AIM OF THE EXERCISE:
Find the string "VIVOTEK" in the data, then copy every line where it is found.
--- BEGIN ---
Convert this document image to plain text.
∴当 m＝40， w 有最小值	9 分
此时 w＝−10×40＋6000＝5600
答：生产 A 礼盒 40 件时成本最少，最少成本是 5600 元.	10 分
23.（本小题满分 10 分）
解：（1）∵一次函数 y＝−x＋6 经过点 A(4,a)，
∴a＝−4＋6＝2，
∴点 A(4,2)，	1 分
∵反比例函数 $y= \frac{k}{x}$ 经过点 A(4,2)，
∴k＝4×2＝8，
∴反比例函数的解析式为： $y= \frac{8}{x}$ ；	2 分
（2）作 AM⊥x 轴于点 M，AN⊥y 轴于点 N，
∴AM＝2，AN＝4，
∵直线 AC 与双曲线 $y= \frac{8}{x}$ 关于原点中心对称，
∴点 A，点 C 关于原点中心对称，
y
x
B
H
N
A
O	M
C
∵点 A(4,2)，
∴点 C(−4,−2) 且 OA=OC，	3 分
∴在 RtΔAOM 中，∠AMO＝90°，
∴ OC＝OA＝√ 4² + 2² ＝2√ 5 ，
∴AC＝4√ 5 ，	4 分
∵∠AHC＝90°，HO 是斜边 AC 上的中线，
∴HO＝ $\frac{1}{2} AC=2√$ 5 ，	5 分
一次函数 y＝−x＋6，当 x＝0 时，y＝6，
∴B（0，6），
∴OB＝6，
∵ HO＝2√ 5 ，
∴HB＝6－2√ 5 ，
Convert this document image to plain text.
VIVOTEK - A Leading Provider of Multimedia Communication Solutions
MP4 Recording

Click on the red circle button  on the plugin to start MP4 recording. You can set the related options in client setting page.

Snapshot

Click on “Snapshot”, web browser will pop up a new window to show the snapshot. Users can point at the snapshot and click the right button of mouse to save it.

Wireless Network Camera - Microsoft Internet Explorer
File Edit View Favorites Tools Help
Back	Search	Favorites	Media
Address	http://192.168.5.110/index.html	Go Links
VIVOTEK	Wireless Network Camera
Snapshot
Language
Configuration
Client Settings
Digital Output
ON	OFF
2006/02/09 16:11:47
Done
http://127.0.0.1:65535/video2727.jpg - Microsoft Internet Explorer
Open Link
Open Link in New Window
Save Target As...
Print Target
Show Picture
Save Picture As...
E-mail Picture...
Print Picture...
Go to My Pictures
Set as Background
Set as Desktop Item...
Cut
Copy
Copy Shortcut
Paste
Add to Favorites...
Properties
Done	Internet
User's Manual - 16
--- END ---
FULL OUTPUT:
VIVOTEK - A Leading Provider of Multimedia Communication Solutions
VIVOTEK	Wireless Network Camera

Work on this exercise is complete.